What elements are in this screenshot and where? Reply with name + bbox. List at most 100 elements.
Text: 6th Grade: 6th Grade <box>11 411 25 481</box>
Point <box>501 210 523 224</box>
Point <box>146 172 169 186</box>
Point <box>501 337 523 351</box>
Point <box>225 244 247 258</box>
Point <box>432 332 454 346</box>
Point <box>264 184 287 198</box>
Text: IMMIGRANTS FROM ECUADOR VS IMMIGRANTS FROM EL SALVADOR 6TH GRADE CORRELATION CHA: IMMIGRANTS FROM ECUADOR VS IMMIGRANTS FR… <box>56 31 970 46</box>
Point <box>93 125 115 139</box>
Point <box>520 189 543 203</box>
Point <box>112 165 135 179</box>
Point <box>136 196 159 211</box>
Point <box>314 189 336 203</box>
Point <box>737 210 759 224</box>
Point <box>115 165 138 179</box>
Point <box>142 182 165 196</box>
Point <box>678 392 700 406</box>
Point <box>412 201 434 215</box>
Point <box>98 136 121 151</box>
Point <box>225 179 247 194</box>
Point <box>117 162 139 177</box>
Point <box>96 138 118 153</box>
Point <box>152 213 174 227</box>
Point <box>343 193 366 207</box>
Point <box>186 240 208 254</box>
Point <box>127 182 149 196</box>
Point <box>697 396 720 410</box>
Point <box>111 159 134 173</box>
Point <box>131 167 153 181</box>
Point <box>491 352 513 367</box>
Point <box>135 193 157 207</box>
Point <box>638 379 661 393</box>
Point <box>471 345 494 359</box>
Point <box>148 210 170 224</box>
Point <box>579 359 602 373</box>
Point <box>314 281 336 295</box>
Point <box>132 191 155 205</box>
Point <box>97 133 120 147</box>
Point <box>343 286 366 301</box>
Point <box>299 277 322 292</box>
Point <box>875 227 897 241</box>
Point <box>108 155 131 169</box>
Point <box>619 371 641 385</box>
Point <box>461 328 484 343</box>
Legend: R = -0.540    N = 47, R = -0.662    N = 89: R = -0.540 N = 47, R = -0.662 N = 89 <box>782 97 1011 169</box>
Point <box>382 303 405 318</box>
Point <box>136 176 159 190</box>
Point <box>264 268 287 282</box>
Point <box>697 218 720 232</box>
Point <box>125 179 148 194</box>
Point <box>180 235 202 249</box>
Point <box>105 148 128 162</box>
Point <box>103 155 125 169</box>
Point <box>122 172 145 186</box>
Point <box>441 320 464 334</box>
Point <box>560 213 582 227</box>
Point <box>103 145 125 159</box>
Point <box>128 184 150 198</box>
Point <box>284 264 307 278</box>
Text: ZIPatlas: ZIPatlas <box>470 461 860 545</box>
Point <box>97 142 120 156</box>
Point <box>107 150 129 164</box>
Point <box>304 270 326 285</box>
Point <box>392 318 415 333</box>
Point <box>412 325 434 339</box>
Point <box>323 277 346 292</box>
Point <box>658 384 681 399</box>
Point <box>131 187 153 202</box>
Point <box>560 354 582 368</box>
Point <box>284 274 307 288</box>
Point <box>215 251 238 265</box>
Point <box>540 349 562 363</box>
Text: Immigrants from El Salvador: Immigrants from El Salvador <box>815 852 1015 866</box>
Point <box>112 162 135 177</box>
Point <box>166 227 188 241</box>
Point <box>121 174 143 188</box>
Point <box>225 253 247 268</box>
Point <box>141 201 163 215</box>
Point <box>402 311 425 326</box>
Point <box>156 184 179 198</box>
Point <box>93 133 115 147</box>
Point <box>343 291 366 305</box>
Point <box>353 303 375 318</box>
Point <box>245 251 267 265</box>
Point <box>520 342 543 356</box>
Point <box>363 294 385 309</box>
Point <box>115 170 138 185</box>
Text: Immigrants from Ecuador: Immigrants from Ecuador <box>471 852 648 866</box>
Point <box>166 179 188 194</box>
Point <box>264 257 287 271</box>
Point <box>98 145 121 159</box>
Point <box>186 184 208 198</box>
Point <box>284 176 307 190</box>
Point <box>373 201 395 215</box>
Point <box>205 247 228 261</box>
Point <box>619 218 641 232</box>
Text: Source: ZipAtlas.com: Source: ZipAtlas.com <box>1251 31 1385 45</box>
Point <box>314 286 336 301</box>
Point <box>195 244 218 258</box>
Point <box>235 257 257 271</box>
========================================================================
__Task prompt__: Can you give these entries again with "Point" swapped for "Marker" everywhere it occurs, keeping everything else the same?

__Problem solution__:
What elements are in this screenshot and where? Reply with name + bbox. List at most 100 elements.
Text: 6th Grade: 6th Grade <box>11 411 25 481</box>
Marker <box>501 210 523 224</box>
Marker <box>146 172 169 186</box>
Marker <box>501 337 523 351</box>
Marker <box>225 244 247 258</box>
Marker <box>432 332 454 346</box>
Marker <box>264 184 287 198</box>
Text: IMMIGRANTS FROM ECUADOR VS IMMIGRANTS FROM EL SALVADOR 6TH GRADE CORRELATION CHA: IMMIGRANTS FROM ECUADOR VS IMMIGRANTS FR… <box>56 31 970 46</box>
Marker <box>93 125 115 139</box>
Marker <box>520 189 543 203</box>
Marker <box>112 165 135 179</box>
Marker <box>136 196 159 211</box>
Marker <box>314 189 336 203</box>
Marker <box>737 210 759 224</box>
Marker <box>115 165 138 179</box>
Marker <box>142 182 165 196</box>
Marker <box>678 392 700 406</box>
Marker <box>412 201 434 215</box>
Marker <box>98 136 121 151</box>
Marker <box>225 179 247 194</box>
Marker <box>117 162 139 177</box>
Marker <box>96 138 118 153</box>
Marker <box>152 213 174 227</box>
Marker <box>343 193 366 207</box>
Marker <box>186 240 208 254</box>
Marker <box>127 182 149 196</box>
Marker <box>697 396 720 410</box>
Marker <box>111 159 134 173</box>
Marker <box>131 167 153 181</box>
Marker <box>491 352 513 367</box>
Marker <box>135 193 157 207</box>
Marker <box>638 379 661 393</box>
Marker <box>471 345 494 359</box>
Marker <box>148 210 170 224</box>
Marker <box>579 359 602 373</box>
Marker <box>314 281 336 295</box>
Marker <box>132 191 155 205</box>
Marker <box>97 133 120 147</box>
Marker <box>343 286 366 301</box>
Marker <box>299 277 322 292</box>
Marker <box>875 227 897 241</box>
Marker <box>108 155 131 169</box>
Marker <box>619 371 641 385</box>
Marker <box>461 328 484 343</box>
Legend: R = -0.540    N = 47, R = -0.662    N = 89: R = -0.540 N = 47, R = -0.662 N = 89 <box>782 97 1011 169</box>
Marker <box>382 303 405 318</box>
Marker <box>136 176 159 190</box>
Marker <box>264 268 287 282</box>
Marker <box>697 218 720 232</box>
Marker <box>125 179 148 194</box>
Marker <box>180 235 202 249</box>
Marker <box>105 148 128 162</box>
Marker <box>103 155 125 169</box>
Marker <box>122 172 145 186</box>
Marker <box>441 320 464 334</box>
Marker <box>560 213 582 227</box>
Marker <box>103 145 125 159</box>
Marker <box>128 184 150 198</box>
Marker <box>284 264 307 278</box>
Text: ZIPatlas: ZIPatlas <box>470 461 860 545</box>
Marker <box>97 142 120 156</box>
Marker <box>107 150 129 164</box>
Marker <box>304 270 326 285</box>
Marker <box>392 318 415 333</box>
Marker <box>412 325 434 339</box>
Marker <box>323 277 346 292</box>
Marker <box>658 384 681 399</box>
Marker <box>131 187 153 202</box>
Marker <box>560 354 582 368</box>
Marker <box>284 274 307 288</box>
Marker <box>215 251 238 265</box>
Marker <box>540 349 562 363</box>
Text: Immigrants from El Salvador: Immigrants from El Salvador <box>815 852 1015 866</box>
Marker <box>112 162 135 177</box>
Marker <box>166 227 188 241</box>
Marker <box>121 174 143 188</box>
Marker <box>225 253 247 268</box>
Marker <box>141 201 163 215</box>
Marker <box>402 311 425 326</box>
Marker <box>156 184 179 198</box>
Marker <box>93 133 115 147</box>
Marker <box>343 291 366 305</box>
Marker <box>353 303 375 318</box>
Marker <box>245 251 267 265</box>
Marker <box>520 342 543 356</box>
Marker <box>363 294 385 309</box>
Marker <box>115 170 138 185</box>
Text: Immigrants from Ecuador: Immigrants from Ecuador <box>471 852 648 866</box>
Marker <box>166 179 188 194</box>
Marker <box>264 257 287 271</box>
Marker <box>98 145 121 159</box>
Marker <box>186 184 208 198</box>
Marker <box>284 176 307 190</box>
Marker <box>373 201 395 215</box>
Marker <box>205 247 228 261</box>
Marker <box>619 218 641 232</box>
Text: Source: ZipAtlas.com: Source: ZipAtlas.com <box>1251 31 1385 45</box>
Marker <box>314 286 336 301</box>
Marker <box>195 244 218 258</box>
Marker <box>235 257 257 271</box>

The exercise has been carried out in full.